SHORT TASK >>
Could you repeat exactly the lines below, from the line containing "What's the underlying" through the last one, both included, while leaving out any pictures?

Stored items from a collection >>
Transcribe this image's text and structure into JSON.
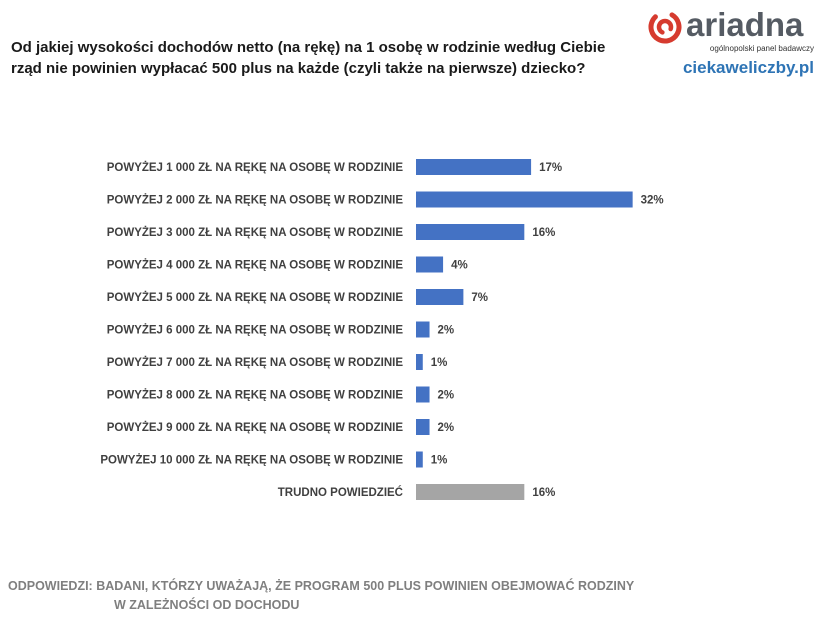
{
  "question": {
    "line1": "Od jakiej wysokości dochodów netto (na rękę) na 1 osobę w rodzinie według Ciebie",
    "line2": "rząd nie powinien wypłacać 500 plus na każde (czyli także na pierwsze) dziecko?"
  },
  "brand": {
    "logo_text": "ariadna",
    "logo_subtitle": "ogólnopolski panel badawczy",
    "site": "ciekaweliczby.pl",
    "logo_color": "#d63b2f",
    "site_color": "#2e74b5"
  },
  "chart_data": {
    "type": "bar",
    "orientation": "horizontal",
    "categories": [
      "POWYŻEJ 1 000 ZŁ NA RĘKĘ NA OSOBĘ W RODZINIE",
      "POWYŻEJ 2 000 ZŁ NA RĘKĘ NA OSOBĘ W RODZINIE",
      "POWYŻEJ 3 000  ZŁ NA RĘKĘ NA OSOBĘ W RODZINIE",
      "POWYŻEJ 4 000 ZŁ NA RĘKĘ NA OSOBĘ W RODZINIE",
      "POWYŻEJ 5 000 ZŁ NA RĘKĘ NA OSOBĘ W RODZINIE",
      "POWYŻEJ 6 000 ZŁ NA RĘKĘ NA OSOBĘ W RODZINIE",
      "POWYŻEJ 7 000 ZŁ NA RĘKĘ NA OSOBĘ W RODZINIE",
      "POWYŻEJ 8 000 ZŁ NA RĘKĘ NA OSOBĘ W RODZINIE",
      "POWYŻEJ 9 000 ZŁ NA RĘKĘ NA OSOBĘ W RODZINIE",
      "POWYŻEJ 10  000 ZŁ NA RĘKĘ NA OSOBĘ W RODZINIE",
      "TRUDNO POWIEDZIEĆ"
    ],
    "values": [
      17,
      32,
      16,
      4,
      7,
      2,
      1,
      2,
      2,
      1,
      16
    ],
    "value_labels": [
      "17%",
      "32%",
      "16%",
      "4%",
      "7%",
      "2%",
      "1%",
      "2%",
      "2%",
      "1%",
      "16%"
    ],
    "unit": "%",
    "bar_colors": [
      "#4472c4",
      "#4472c4",
      "#4472c4",
      "#4472c4",
      "#4472c4",
      "#4472c4",
      "#4472c4",
      "#4472c4",
      "#4472c4",
      "#4472c4",
      "#a5a5a5"
    ],
    "xlim": [
      0,
      35
    ],
    "grid": false,
    "legend": "none"
  },
  "footer": {
    "line1": "ODPOWIEDZI:  BADANI, KTÓRZY UWAŻAJĄ, ŻE PROGRAM 500 PLUS POWINIEN OBEJMOWAĆ RODZINY",
    "line2": "W ZALEŻNOŚCI OD DOCHODU"
  }
}
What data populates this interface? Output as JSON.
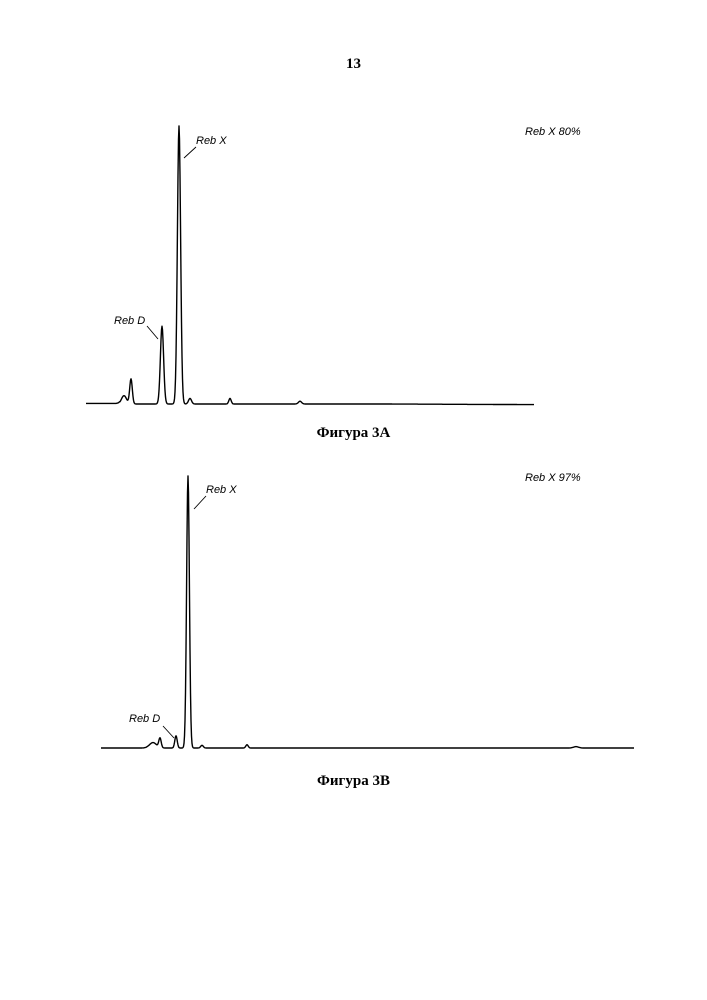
{
  "page_number": "13",
  "chart_data": [
    {
      "type": "line",
      "caption": "Фигура 3A",
      "purity_label": "Reb X 80%",
      "peaks": [
        {
          "label": "",
          "height": 0.09
        },
        {
          "label": "",
          "height": 0.03
        },
        {
          "label": "Reb D",
          "height": 0.28
        },
        {
          "label": "Reb X",
          "height": 1.0
        },
        {
          "label": "",
          "height": 0.02
        },
        {
          "label": "",
          "height": 0.02
        },
        {
          "label": "",
          "height": 0.01
        }
      ]
    },
    {
      "type": "line",
      "caption": "Фигура 3B",
      "purity_label": "Reb X 97%",
      "peaks": [
        {
          "label": "",
          "height": 0.02
        },
        {
          "label": "",
          "height": 0.035
        },
        {
          "label": "Reb D",
          "height": 0.045
        },
        {
          "label": "Reb X",
          "height": 1.0
        },
        {
          "label": "",
          "height": 0.01
        },
        {
          "label": "",
          "height": 0.012
        },
        {
          "label": "",
          "height": 0.005
        }
      ]
    }
  ]
}
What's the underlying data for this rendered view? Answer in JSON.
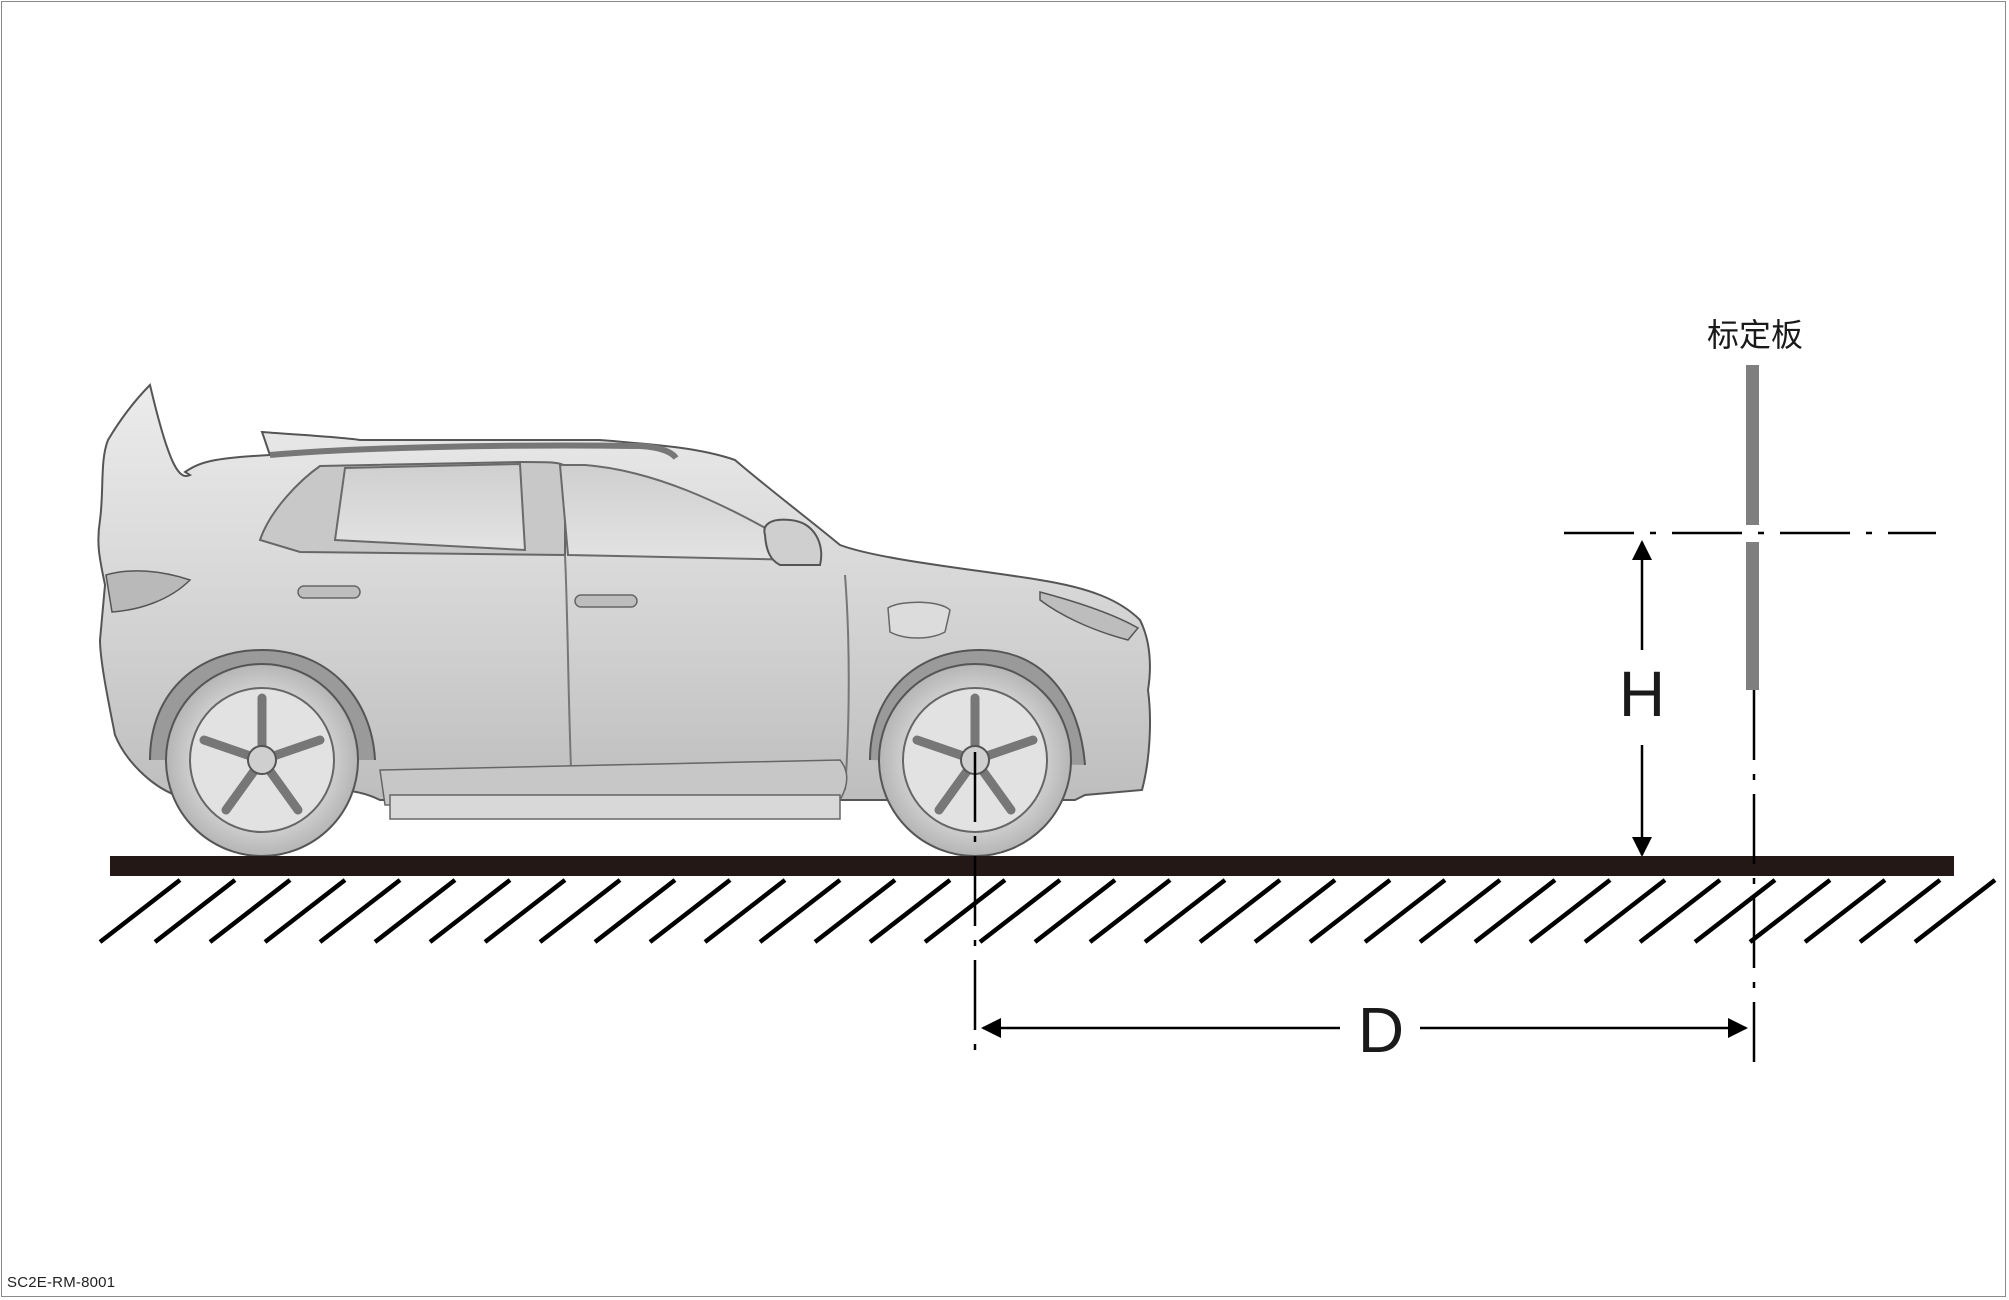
{
  "diagram": {
    "board_label": "标定板",
    "height_label": "H",
    "distance_label": "D",
    "figure_code": "SC2E-RM-8001"
  },
  "colors": {
    "ground": "#231815",
    "board": "#7f7f7f",
    "car_body": "#d9d9d9",
    "car_outline": "#555555",
    "lines": "#000000"
  }
}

SOLUTION TO THIS PROBLEM >>
What's the underlying data for this rendered view? Answer in JSON.
{
  "diagram": {
    "board_label": "标定板",
    "height_label": "H",
    "distance_label": "D",
    "figure_code": "SC2E-RM-8001"
  },
  "colors": {
    "ground": "#231815",
    "board": "#7f7f7f",
    "car_body": "#d9d9d9",
    "car_outline": "#555555",
    "lines": "#000000"
  }
}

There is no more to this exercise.